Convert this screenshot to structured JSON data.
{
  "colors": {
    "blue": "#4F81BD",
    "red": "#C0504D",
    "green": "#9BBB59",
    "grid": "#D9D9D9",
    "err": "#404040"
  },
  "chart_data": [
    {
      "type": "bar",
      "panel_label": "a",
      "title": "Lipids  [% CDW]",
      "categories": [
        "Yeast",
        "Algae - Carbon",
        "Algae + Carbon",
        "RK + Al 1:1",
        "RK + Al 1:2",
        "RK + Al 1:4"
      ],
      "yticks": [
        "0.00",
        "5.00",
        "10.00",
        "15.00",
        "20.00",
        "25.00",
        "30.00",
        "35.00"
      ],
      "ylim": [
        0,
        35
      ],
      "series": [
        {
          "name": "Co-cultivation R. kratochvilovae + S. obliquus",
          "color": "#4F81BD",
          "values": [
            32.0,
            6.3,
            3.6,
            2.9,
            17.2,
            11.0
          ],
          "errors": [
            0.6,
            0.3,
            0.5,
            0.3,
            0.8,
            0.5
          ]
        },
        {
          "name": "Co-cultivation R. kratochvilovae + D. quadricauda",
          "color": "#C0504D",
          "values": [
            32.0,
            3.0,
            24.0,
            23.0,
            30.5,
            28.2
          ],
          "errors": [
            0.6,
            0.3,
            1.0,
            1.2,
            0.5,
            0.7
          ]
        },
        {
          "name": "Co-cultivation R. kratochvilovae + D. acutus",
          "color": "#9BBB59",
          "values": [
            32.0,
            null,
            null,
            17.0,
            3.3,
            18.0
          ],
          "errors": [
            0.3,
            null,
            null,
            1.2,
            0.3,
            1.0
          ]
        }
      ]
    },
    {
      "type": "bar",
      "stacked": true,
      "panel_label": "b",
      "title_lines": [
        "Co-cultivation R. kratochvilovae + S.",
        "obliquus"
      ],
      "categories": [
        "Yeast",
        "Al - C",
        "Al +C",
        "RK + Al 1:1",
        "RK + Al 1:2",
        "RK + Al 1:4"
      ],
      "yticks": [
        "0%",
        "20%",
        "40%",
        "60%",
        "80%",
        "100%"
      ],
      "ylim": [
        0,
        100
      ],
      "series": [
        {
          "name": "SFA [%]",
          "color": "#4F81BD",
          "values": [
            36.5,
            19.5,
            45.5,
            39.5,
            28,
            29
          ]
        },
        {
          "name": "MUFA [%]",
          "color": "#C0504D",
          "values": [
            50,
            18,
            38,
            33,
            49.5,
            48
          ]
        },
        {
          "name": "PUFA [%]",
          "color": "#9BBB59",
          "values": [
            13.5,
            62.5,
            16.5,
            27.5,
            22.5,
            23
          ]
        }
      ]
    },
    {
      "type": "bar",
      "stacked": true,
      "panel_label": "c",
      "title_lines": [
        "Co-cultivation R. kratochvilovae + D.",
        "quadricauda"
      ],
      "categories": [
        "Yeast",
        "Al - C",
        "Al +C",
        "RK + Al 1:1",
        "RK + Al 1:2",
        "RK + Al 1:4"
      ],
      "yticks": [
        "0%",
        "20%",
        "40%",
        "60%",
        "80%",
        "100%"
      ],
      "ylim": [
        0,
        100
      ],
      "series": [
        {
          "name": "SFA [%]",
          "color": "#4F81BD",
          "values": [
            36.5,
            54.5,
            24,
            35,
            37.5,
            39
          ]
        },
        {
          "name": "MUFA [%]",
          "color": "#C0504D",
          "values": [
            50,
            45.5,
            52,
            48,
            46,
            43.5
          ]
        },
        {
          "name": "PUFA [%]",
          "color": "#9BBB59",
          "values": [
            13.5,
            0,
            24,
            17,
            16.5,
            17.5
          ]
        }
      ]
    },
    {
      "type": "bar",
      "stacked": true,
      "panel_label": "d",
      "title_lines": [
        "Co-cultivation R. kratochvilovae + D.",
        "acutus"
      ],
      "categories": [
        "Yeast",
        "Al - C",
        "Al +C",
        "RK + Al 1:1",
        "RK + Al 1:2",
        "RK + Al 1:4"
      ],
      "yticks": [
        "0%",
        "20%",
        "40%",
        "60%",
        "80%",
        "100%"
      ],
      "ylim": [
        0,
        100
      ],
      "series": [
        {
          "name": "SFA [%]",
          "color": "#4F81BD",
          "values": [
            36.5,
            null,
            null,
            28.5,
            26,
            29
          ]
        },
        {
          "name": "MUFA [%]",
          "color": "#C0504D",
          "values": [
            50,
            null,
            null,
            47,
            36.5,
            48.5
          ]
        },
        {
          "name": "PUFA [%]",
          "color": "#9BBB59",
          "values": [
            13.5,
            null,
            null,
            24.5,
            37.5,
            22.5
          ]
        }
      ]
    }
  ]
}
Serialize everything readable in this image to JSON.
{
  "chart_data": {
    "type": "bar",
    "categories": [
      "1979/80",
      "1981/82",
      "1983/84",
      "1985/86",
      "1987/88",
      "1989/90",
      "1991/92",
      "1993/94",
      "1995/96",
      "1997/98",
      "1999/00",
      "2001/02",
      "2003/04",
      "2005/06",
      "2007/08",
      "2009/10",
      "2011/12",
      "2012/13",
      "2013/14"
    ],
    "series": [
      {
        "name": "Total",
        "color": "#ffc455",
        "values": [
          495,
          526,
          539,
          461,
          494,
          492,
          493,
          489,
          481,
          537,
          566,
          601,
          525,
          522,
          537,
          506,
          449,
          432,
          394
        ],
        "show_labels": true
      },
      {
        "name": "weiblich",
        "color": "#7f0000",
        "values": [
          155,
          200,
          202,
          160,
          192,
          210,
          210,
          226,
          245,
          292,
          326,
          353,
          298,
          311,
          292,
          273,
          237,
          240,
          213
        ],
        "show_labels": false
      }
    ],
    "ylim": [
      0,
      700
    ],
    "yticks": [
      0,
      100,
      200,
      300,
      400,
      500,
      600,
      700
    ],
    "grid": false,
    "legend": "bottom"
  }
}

*****

Directions
Retype the listing. Match it exactly.

The completed task
Convert this screenshot to structured JSON data.
{
  "colors": {
    "blue": "#4F81BD",
    "red": "#C0504D",
    "green": "#9BBB59",
    "grid": "#D9D9D9",
    "err": "#404040"
  },
  "chart_data": [
    {
      "type": "bar",
      "panel_label": "a",
      "title": "Lipids  [% CDW]",
      "categories": [
        "Yeast",
        "Algae - Carbon",
        "Algae + Carbon",
        "RK + Al 1:1",
        "RK + Al 1:2",
        "RK + Al 1:4"
      ],
      "yticks": [
        "0.00",
        "5.00",
        "10.00",
        "15.00",
        "20.00",
        "25.00",
        "30.00",
        "35.00"
      ],
      "ylim": [
        0,
        35
      ],
      "series": [
        {
          "name": "Co-cultivation R. kratochvilovae + S. obliquus",
          "color": "#4F81BD",
          "values": [
            32.0,
            6.3,
            3.6,
            2.9,
            17.2,
            11.0
          ],
          "errors": [
            0.6,
            0.3,
            0.5,
            0.3,
            0.8,
            0.5
          ]
        },
        {
          "name": "Co-cultivation R. kratochvilovae + D. quadricauda",
          "color": "#C0504D",
          "values": [
            32.0,
            3.0,
            24.0,
            23.0,
            30.5,
            28.2
          ],
          "errors": [
            0.6,
            0.3,
            1.0,
            1.2,
            0.5,
            0.7
          ]
        },
        {
          "name": "Co-cultivation R. kratochvilovae + D. acutus",
          "color": "#9BBB59",
          "values": [
            32.0,
            null,
            null,
            17.0,
            3.3,
            18.0
          ],
          "errors": [
            0.3,
            null,
            null,
            1.2,
            0.3,
            1.0
          ]
        }
      ]
    },
    {
      "type": "bar",
      "stacked": true,
      "panel_label": "b",
      "title_lines": [
        "Co-cultivation R. kratochvilovae + S.",
        "obliquus"
      ],
      "categories": [
        "Yeast",
        "Al - C",
        "Al +C",
        "RK + Al 1:1",
        "RK + Al 1:2",
        "RK + Al 1:4"
      ],
      "yticks": [
        "0%",
        "20%",
        "40%",
        "60%",
        "80%",
        "100%"
      ],
      "ylim": [
        0,
        100
      ],
      "series": [
        {
          "name": "SFA [%]",
          "color": "#4F81BD",
          "values": [
            36.5,
            19.5,
            45.5,
            39.5,
            28,
            29
          ]
        },
        {
          "name": "MUFA [%]",
          "color": "#C0504D",
          "values": [
            50,
            18,
            38,
            33,
            49.5,
            48
          ]
        },
        {
          "name": "PUFA [%]",
          "color": "#9BBB59",
          "values": [
            13.5,
            62.5,
            16.5,
            27.5,
            22.5,
            23
          ]
        }
      ]
    },
    {
      "type": "bar",
      "stacked": true,
      "panel_label": "c",
      "title_lines": [
        "Co-cultivation R. kratochvilovae + D.",
        "quadricauda"
      ],
      "categories": [
        "Yeast",
        "Al - C",
        "Al +C",
        "RK + Al 1:1",
        "RK + Al 1:2",
        "RK + Al 1:4"
      ],
      "yticks": [
        "0%",
        "20%",
        "40%",
        "60%",
        "80%",
        "100%"
      ],
      "ylim": [
        0,
        100
      ],
      "series": [
        {
          "name": "SFA [%]",
          "color": "#4F81BD",
          "values": [
            36.5,
            54.5,
            24,
            35,
            37.5,
            39
          ]
        },
        {
          "name": "MUFA [%]",
          "color": "#C0504D",
          "values": [
            50,
            45.5,
            52,
            48,
            46,
            43.5
          ]
        },
        {
          "name": "PUFA [%]",
          "color": "#9BBB59",
          "values": [
            13.5,
            0,
            24,
            17,
            16.5,
            17.5
          ]
        }
      ]
    },
    {
      "type": "bar",
      "stacked": true,
      "panel_label": "d",
      "title_lines": [
        "Co-cultivation R. kratochvilovae + D.",
        "acutus"
      ],
      "categories": [
        "Yeast",
        "Al - C",
        "Al +C",
        "RK + Al 1:1",
        "RK + Al 1:2",
        "RK + Al 1:4"
      ],
      "yticks": [
        "0%",
        "20%",
        "40%",
        "60%",
        "80%",
        "100%"
      ],
      "ylim": [
        0,
        100
      ],
      "series": [
        {
          "name": "SFA [%]",
          "color": "#4F81BD",
          "values": [
            36.5,
            null,
            null,
            28.5,
            26,
            29
          ]
        },
        {
          "name": "MUFA [%]",
          "color": "#C0504D",
          "values": [
            50,
            null,
            null,
            47,
            36.5,
            48.5
          ]
        },
        {
          "name": "PUFA [%]",
          "color": "#9BBB59",
          "values": [
            13.5,
            null,
            null,
            24.5,
            37.5,
            22.5
          ]
        }
      ]
    }
  ]
}
Serialize everything readable in this image to JSON.
{
  "chart_data": {
    "type": "bar",
    "categories": [
      "1979/80",
      "1981/82",
      "1983/84",
      "1985/86",
      "1987/88",
      "1989/90",
      "1991/92",
      "1993/94",
      "1995/96",
      "1997/98",
      "1999/00",
      "2001/02",
      "2003/04",
      "2005/06",
      "2007/08",
      "2009/10",
      "2011/12",
      "2012/13",
      "2013/14"
    ],
    "series": [
      {
        "name": "Total",
        "color": "#ffc455",
        "values": [
          495,
          526,
          539,
          461,
          494,
          492,
          493,
          489,
          481,
          537,
          566,
          601,
          525,
          522,
          537,
          506,
          449,
          432,
          394
        ],
        "show_labels": true
      },
      {
        "name": "weiblich",
        "color": "#7f0000",
        "values": [
          155,
          200,
          202,
          160,
          192,
          210,
          210,
          226,
          245,
          292,
          326,
          353,
          298,
          311,
          292,
          273,
          237,
          240,
          213
        ],
        "show_labels": false
      }
    ],
    "ylim": [
      0,
      700
    ],
    "yticks": [
      0,
      100,
      200,
      300,
      400,
      500,
      600,
      700
    ],
    "grid": false,
    "legend": "bottom"
  }
}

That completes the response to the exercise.